*RECORDS SHOWN*:
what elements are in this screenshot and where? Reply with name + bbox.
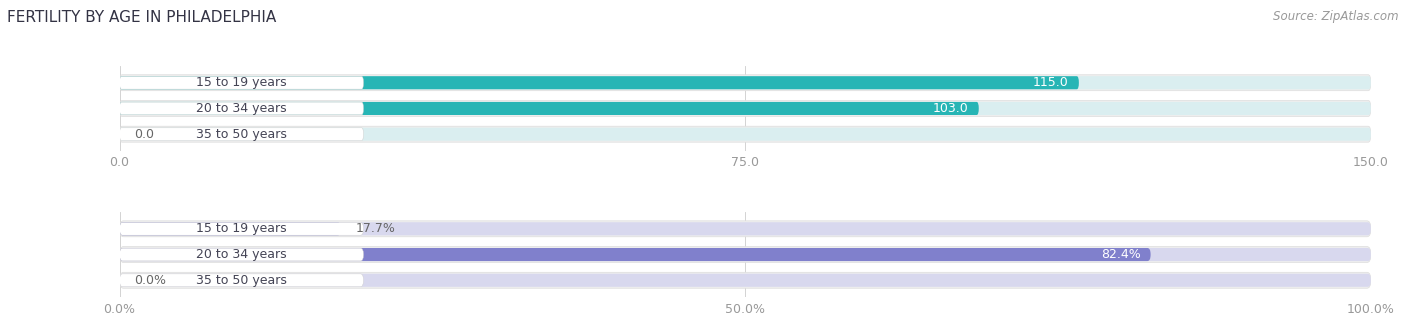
FancyBboxPatch shape [120, 76, 1371, 89]
FancyBboxPatch shape [120, 248, 364, 261]
Text: Source: ZipAtlas.com: Source: ZipAtlas.com [1274, 10, 1399, 23]
Text: 15 to 19 years: 15 to 19 years [197, 222, 287, 235]
FancyBboxPatch shape [120, 101, 1371, 116]
FancyBboxPatch shape [120, 274, 364, 287]
FancyBboxPatch shape [120, 75, 1371, 91]
Text: 35 to 50 years: 35 to 50 years [195, 274, 287, 287]
Text: 15 to 19 years: 15 to 19 years [197, 76, 287, 89]
FancyBboxPatch shape [120, 128, 364, 141]
FancyBboxPatch shape [120, 128, 1371, 141]
Text: 35 to 50 years: 35 to 50 years [195, 128, 287, 141]
FancyBboxPatch shape [120, 221, 1371, 237]
FancyBboxPatch shape [120, 102, 1371, 115]
Text: 17.7%: 17.7% [356, 222, 396, 235]
FancyBboxPatch shape [120, 274, 1371, 287]
Text: 0.0: 0.0 [135, 128, 155, 141]
FancyBboxPatch shape [120, 248, 1150, 261]
FancyBboxPatch shape [120, 272, 1371, 288]
FancyBboxPatch shape [120, 222, 364, 235]
Text: 82.4%: 82.4% [1101, 248, 1140, 261]
FancyBboxPatch shape [120, 222, 1371, 235]
Text: 20 to 34 years: 20 to 34 years [197, 248, 287, 261]
Text: FERTILITY BY AGE IN PHILADELPHIA: FERTILITY BY AGE IN PHILADELPHIA [7, 10, 277, 25]
FancyBboxPatch shape [120, 102, 979, 115]
Text: 103.0: 103.0 [934, 102, 969, 115]
Text: 115.0: 115.0 [1033, 76, 1069, 89]
FancyBboxPatch shape [120, 126, 1371, 142]
FancyBboxPatch shape [120, 76, 1078, 89]
FancyBboxPatch shape [120, 248, 1371, 261]
Text: 0.0%: 0.0% [135, 274, 166, 287]
Text: 20 to 34 years: 20 to 34 years [197, 102, 287, 115]
FancyBboxPatch shape [120, 76, 364, 89]
FancyBboxPatch shape [120, 247, 1371, 262]
FancyBboxPatch shape [120, 222, 342, 235]
FancyBboxPatch shape [120, 102, 364, 115]
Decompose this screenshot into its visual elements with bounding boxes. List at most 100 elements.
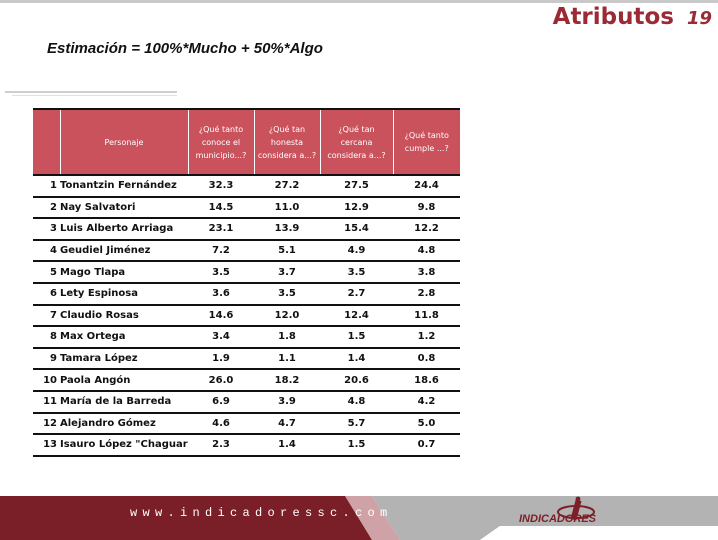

*TASK OBJECTIVE*:
Rewrite the data above as a numbered list, one entry per line, skipping blank lines and leaving out the pictures.

*SOLUTION TO THE PROBLEM*:
1. what elements are in this screenshot and where? Reply with name + bbox.
2. FancyBboxPatch shape [120, 76, 1371, 89]
3. FancyBboxPatch shape [120, 248, 364, 261]
4. Text: Source: ZipAtlas.com: Source: ZipAtlas.com [1274, 10, 1399, 23]
5. Text: 15 to 19 years: 15 to 19 years [197, 222, 287, 235]
6. FancyBboxPatch shape [120, 101, 1371, 116]
7. FancyBboxPatch shape [120, 274, 364, 287]
8. FancyBboxPatch shape [120, 75, 1371, 91]
9. Text: 35 to 50 years: 35 to 50 years [195, 274, 287, 287]
10. Text: 15 to 19 years: 15 to 19 years [197, 76, 287, 89]
11. FancyBboxPatch shape [120, 128, 364, 141]
12. FancyBboxPatch shape [120, 128, 1371, 141]
13. Text: 35 to 50 years: 35 to 50 years [195, 128, 287, 141]
14. FancyBboxPatch shape [120, 221, 1371, 237]
15. FancyBboxPatch shape [120, 102, 1371, 115]
16. Text: 17.7%: 17.7% [356, 222, 396, 235]
17. FancyBboxPatch shape [120, 274, 1371, 287]
18. Text: 0.0: 0.0 [135, 128, 155, 141]
19. FancyBboxPatch shape [120, 248, 1150, 261]
20. FancyBboxPatch shape [120, 272, 1371, 288]
21. FancyBboxPatch shape [120, 222, 364, 235]
22. Text: 82.4%: 82.4% [1101, 248, 1140, 261]
23. FancyBboxPatch shape [120, 222, 1371, 235]
24. Text: 20 to 34 years: 20 to 34 years [197, 248, 287, 261]
25. Text: FERTILITY BY AGE IN PHILADELPHIA: FERTILITY BY AGE IN PHILADELPHIA [7, 10, 277, 25]
26. FancyBboxPatch shape [120, 102, 979, 115]
27. Text: 103.0: 103.0 [934, 102, 969, 115]
28. Text: 115.0: 115.0 [1033, 76, 1069, 89]
29. FancyBboxPatch shape [120, 126, 1371, 142]
30. FancyBboxPatch shape [120, 76, 1078, 89]
31. FancyBboxPatch shape [120, 248, 1371, 261]
32. Text: 0.0%: 0.0% [135, 274, 166, 287]
33. Text: 20 to 34 years: 20 to 34 years [197, 102, 287, 115]
34. FancyBboxPatch shape [120, 76, 364, 89]
35. FancyBboxPatch shape [120, 247, 1371, 262]
36. FancyBboxPatch shape [120, 222, 342, 235]
37. FancyBboxPatch shape [120, 102, 364, 115]
38. Decompose this screenshot into its visual elements with bounding boxes. List at most 100 elements.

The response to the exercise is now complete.